Work required
Print all of the entries below line for line and unchanged, but leave the pictures out.

Visual layout records

--------------------------------

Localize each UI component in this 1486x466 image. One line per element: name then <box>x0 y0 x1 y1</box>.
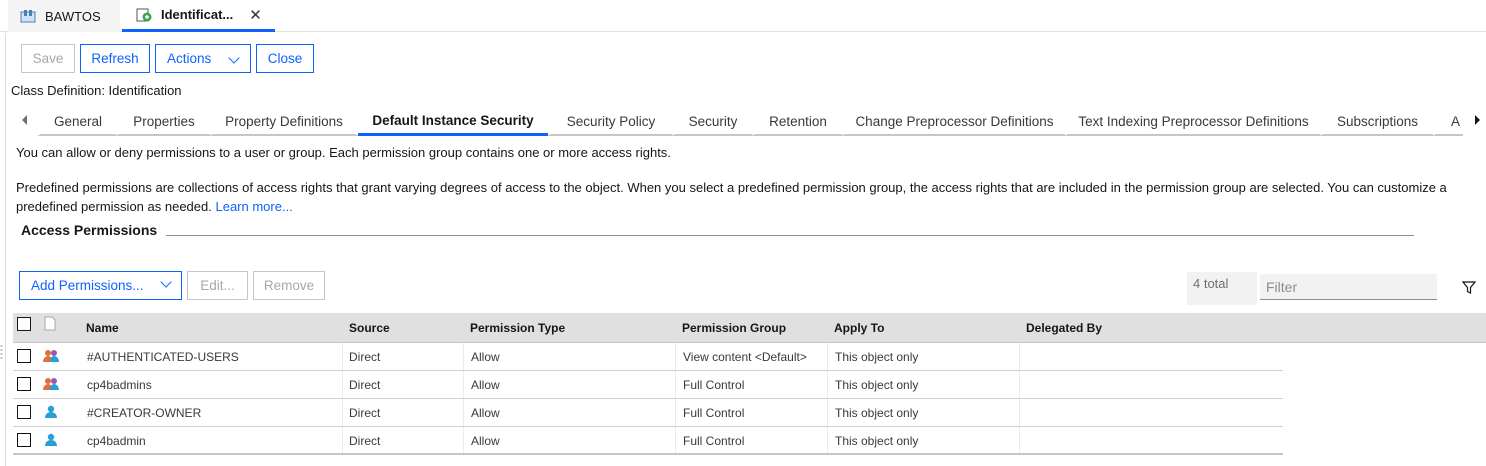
cell-source: Direct <box>349 350 381 364</box>
document-tab-bar: BAWTOS Identificat... ✕ <box>0 0 1486 32</box>
scroll-right-icon[interactable] <box>1475 115 1480 125</box>
tab-retention[interactable]: Retention <box>754 108 842 136</box>
predefined-permissions-text-end: predefined permission as needed. <box>16 199 212 214</box>
tab-security-policy[interactable]: Security Policy <box>550 108 672 136</box>
chevron-down-icon <box>228 52 240 64</box>
predefined-permissions-text-cont: predefined permission as needed. Learn m… <box>16 197 293 216</box>
cell-permission-group: Full Control <box>683 406 745 420</box>
total-count: 4 total <box>1187 272 1257 305</box>
cell-source: Direct <box>349 434 381 448</box>
object-store-icon <box>20 9 36 23</box>
select-all-checkbox[interactable] <box>17 317 31 331</box>
tab-subscriptions[interactable]: Subscriptions <box>1322 108 1433 136</box>
resize-handle[interactable] <box>0 344 3 360</box>
cell-permission-type: Allow <box>471 434 500 448</box>
predefined-permissions-text: Predefined permissions are collections o… <box>16 180 1447 195</box>
user-icon <box>43 404 59 423</box>
table-row[interactable]: cp4badmin Direct Allow Full Control This… <box>13 427 1283 455</box>
cell-permission-type: Allow <box>471 350 500 364</box>
table-row[interactable]: #AUTHENTICATED-USERS Direct Allow View c… <box>13 343 1283 371</box>
column-header-delegated-by[interactable]: Delegated By <box>1026 313 1102 343</box>
cell-permission-type: Allow <box>471 378 500 392</box>
remove-button[interactable]: Remove <box>253 271 325 300</box>
add-permissions-label: Add Permissions... <box>31 278 144 293</box>
tab-bawtos[interactable]: BAWTOS <box>8 0 120 32</box>
cell-source: Direct <box>349 406 381 420</box>
column-header-permission-type[interactable]: Permission Type <box>470 313 565 343</box>
cell-name: #CREATOR-OWNER <box>87 406 202 420</box>
table-row[interactable]: cp4badmins Direct Allow Full Control Thi… <box>13 371 1283 399</box>
cell-permission-group: View content <Default> <box>683 350 807 364</box>
tab-truncated[interactable]: A <box>1435 108 1463 136</box>
section-divider <box>166 235 1414 236</box>
tab-property-definitions[interactable]: Property Definitions <box>212 108 356 136</box>
column-header-apply-to[interactable]: Apply To <box>834 313 884 343</box>
row-checkbox[interactable] <box>17 433 31 447</box>
class-definition-label: Class Definition: Identification <box>11 83 182 98</box>
cell-name: #AUTHENTICATED-USERS <box>87 350 239 364</box>
cell-apply-to: This object only <box>835 378 919 392</box>
add-permissions-button[interactable]: Add Permissions... <box>19 271 182 300</box>
class-definition-icon <box>136 8 152 22</box>
cell-name: cp4badmin <box>87 434 146 448</box>
tab-bawtos-label: BAWTOS <box>45 8 101 24</box>
cell-apply-to: This object only <box>835 350 919 364</box>
scroll-left-icon[interactable] <box>22 115 27 125</box>
content-border <box>5 33 6 466</box>
column-header-name[interactable]: Name <box>86 313 119 343</box>
refresh-button[interactable]: Refresh <box>80 44 150 73</box>
cell-permission-group: Full Control <box>683 434 745 448</box>
learn-more-link[interactable]: Learn more... <box>215 199 292 214</box>
cell-permission-type: Allow <box>471 406 500 420</box>
group-icon <box>42 376 60 395</box>
cell-name: cp4badmins <box>87 378 152 392</box>
cell-apply-to: This object only <box>835 434 919 448</box>
row-checkbox[interactable] <box>17 349 31 363</box>
column-header-permission-group[interactable]: Permission Group <box>682 313 786 343</box>
actions-label: Actions <box>167 51 212 66</box>
tab-identification-label: Identificat... <box>161 7 234 22</box>
property-tab-bar: General Properties Property Definitions … <box>0 108 1486 136</box>
tab-properties[interactable]: Properties <box>118 108 210 136</box>
tab-security[interactable]: Security <box>674 108 752 136</box>
tab-change-preprocessor-definitions[interactable]: Change Preprocessor Definitions <box>844 108 1065 136</box>
save-button[interactable]: Save <box>21 44 75 73</box>
document-type-icon <box>44 316 56 334</box>
table-row[interactable]: #CREATOR-OWNER Direct Allow Full Control… <box>13 399 1283 427</box>
group-icon <box>42 348 60 367</box>
filter-icon[interactable] <box>1461 281 1477 294</box>
section-title: Access Permissions <box>21 222 158 238</box>
cell-apply-to: This object only <box>835 406 919 420</box>
filter-input[interactable] <box>1260 274 1437 300</box>
close-tab-icon[interactable]: ✕ <box>249 6 262 24</box>
row-checkbox[interactable] <box>17 377 31 391</box>
table-header: Name Source Permission Type Permission G… <box>13 313 1486 343</box>
tab-text-indexing-preprocessor-definitions[interactable]: Text Indexing Preprocessor Definitions <box>1067 108 1320 136</box>
chevron-down-icon <box>160 276 172 288</box>
row-checkbox[interactable] <box>17 405 31 419</box>
edit-button[interactable]: Edit... <box>187 271 248 300</box>
tab-identification[interactable]: Identificat... ✕ <box>122 0 275 32</box>
permissions-intro-text: You can allow or deny permissions to a u… <box>16 145 671 160</box>
column-header-source[interactable]: Source <box>349 313 390 343</box>
cell-permission-group: Full Control <box>683 378 745 392</box>
tab-default-instance-security[interactable]: Default Instance Security <box>358 108 548 136</box>
tab-general[interactable]: General <box>40 108 116 136</box>
cell-source: Direct <box>349 378 381 392</box>
close-button[interactable]: Close <box>256 44 314 73</box>
user-icon <box>43 432 59 451</box>
actions-menu-button[interactable]: Actions <box>155 44 251 73</box>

--------------------------------

Answer to the exercise
Localize each UI component in this 1486x466 image. One line per element: name then <box>x0 y0 x1 y1</box>.
cell-source: Direct <box>349 350 381 364</box>
document-tab-bar: BAWTOS Identificat... ✕ <box>0 0 1486 32</box>
scroll-right-icon[interactable] <box>1475 115 1480 125</box>
tab-retention[interactable]: Retention <box>754 108 842 136</box>
predefined-permissions-text-end: predefined permission as needed. <box>16 199 212 214</box>
tab-security-policy[interactable]: Security Policy <box>550 108 672 136</box>
chevron-down-icon <box>228 52 240 64</box>
predefined-permissions-text-cont: predefined permission as needed. Learn m… <box>16 197 293 216</box>
cell-permission-group: Full Control <box>683 406 745 420</box>
total-count: 4 total <box>1187 272 1257 305</box>
cell-source: Direct <box>349 434 381 448</box>
object-store-icon <box>20 9 36 23</box>
select-all-checkbox[interactable] <box>17 317 31 331</box>
tab-subscriptions[interactable]: Subscriptions <box>1322 108 1433 136</box>
resize-handle[interactable] <box>0 344 3 360</box>
cell-permission-type: Allow <box>471 434 500 448</box>
predefined-permissions-text: Predefined permissions are collections o… <box>16 180 1447 195</box>
user-icon <box>43 404 59 423</box>
table-row[interactable]: cp4badmin Direct Allow Full Control This… <box>13 427 1283 455</box>
cell-permission-type: Allow <box>471 350 500 364</box>
table-row[interactable]: #AUTHENTICATED-USERS Direct Allow View c… <box>13 343 1283 371</box>
column-header-delegated-by[interactable]: Delegated By <box>1026 313 1102 343</box>
cell-permission-type: Allow <box>471 378 500 392</box>
remove-button[interactable]: Remove <box>253 271 325 300</box>
add-permissions-label: Add Permissions... <box>31 278 144 293</box>
tab-bawtos[interactable]: BAWTOS <box>8 0 120 32</box>
cell-source: Direct <box>349 406 381 420</box>
column-header-permission-type[interactable]: Permission Type <box>470 313 565 343</box>
cell-name: #CREATOR-OWNER <box>87 406 202 420</box>
table-row[interactable]: cp4badmins Direct Allow Full Control Thi… <box>13 371 1283 399</box>
cell-permission-group: View content <Default> <box>683 350 807 364</box>
tab-truncated[interactable]: A <box>1435 108 1463 136</box>
section-divider <box>166 235 1414 236</box>
tab-property-definitions[interactable]: Property Definitions <box>212 108 356 136</box>
column-header-apply-to[interactable]: Apply To <box>834 313 884 343</box>
row-checkbox[interactable] <box>17 433 31 447</box>
class-definition-label: Class Definition: Identification <box>11 83 182 98</box>
cell-name: #AUTHENTICATED-USERS <box>87 350 239 364</box>
cell-apply-to: This object only <box>835 378 919 392</box>
add-permissions-button[interactable]: Add Permissions... <box>19 271 182 300</box>
class-definition-icon <box>136 8 152 22</box>
cell-name: cp4badmin <box>87 434 146 448</box>
tab-bawtos-label: BAWTOS <box>45 8 101 24</box>
cell-apply-to: This object only <box>835 350 919 364</box>
scroll-left-icon[interactable] <box>22 115 27 125</box>
content-border <box>5 33 6 466</box>
column-header-name[interactable]: Name <box>86 313 119 343</box>
refresh-button[interactable]: Refresh <box>80 44 150 73</box>
cell-permission-group: Full Control <box>683 434 745 448</box>
learn-more-link[interactable]: Learn more... <box>215 199 292 214</box>
cell-permission-type: Allow <box>471 406 500 420</box>
group-icon <box>42 376 60 395</box>
cell-name: cp4badmins <box>87 378 152 392</box>
cell-apply-to: This object only <box>835 434 919 448</box>
row-checkbox[interactable] <box>17 349 31 363</box>
column-header-permission-group[interactable]: Permission Group <box>682 313 786 343</box>
actions-label: Actions <box>167 51 212 66</box>
tab-identification-label: Identificat... <box>161 7 234 22</box>
property-tab-bar: General Properties Property Definitions … <box>0 108 1486 136</box>
tab-properties[interactable]: Properties <box>118 108 210 136</box>
tab-security[interactable]: Security <box>674 108 752 136</box>
tab-change-preprocessor-definitions[interactable]: Change Preprocessor Definitions <box>844 108 1065 136</box>
save-button[interactable]: Save <box>21 44 75 73</box>
document-type-icon <box>44 316 56 334</box>
table-row[interactable]: #CREATOR-OWNER Direct Allow Full Control… <box>13 399 1283 427</box>
group-icon <box>42 348 60 367</box>
filter-icon[interactable] <box>1461 281 1477 294</box>
section-title: Access Permissions <box>21 222 158 238</box>
cell-apply-to: This object only <box>835 406 919 420</box>
filter-input[interactable] <box>1260 274 1437 300</box>
close-tab-icon[interactable]: ✕ <box>249 6 262 24</box>
row-checkbox[interactable] <box>17 377 31 391</box>
table-header: Name Source Permission Type Permission G… <box>13 313 1486 343</box>
tab-text-indexing-preprocessor-definitions[interactable]: Text Indexing Preprocessor Definitions <box>1067 108 1320 136</box>
chevron-down-icon <box>160 276 172 288</box>
row-checkbox[interactable] <box>17 405 31 419</box>
edit-button[interactable]: Edit... <box>187 271 248 300</box>
tab-identification[interactable]: Identificat... ✕ <box>122 0 275 32</box>
permissions-intro-text: You can allow or deny permissions to a u… <box>16 145 671 160</box>
column-header-source[interactable]: Source <box>349 313 390 343</box>
cell-permission-group: Full Control <box>683 378 745 392</box>
tab-default-instance-security[interactable]: Default Instance Security <box>358 108 548 136</box>
tab-general[interactable]: General <box>40 108 116 136</box>
cell-source: Direct <box>349 378 381 392</box>
close-button[interactable]: Close <box>256 44 314 73</box>
user-icon <box>43 432 59 451</box>
actions-menu-button[interactable]: Actions <box>155 44 251 73</box>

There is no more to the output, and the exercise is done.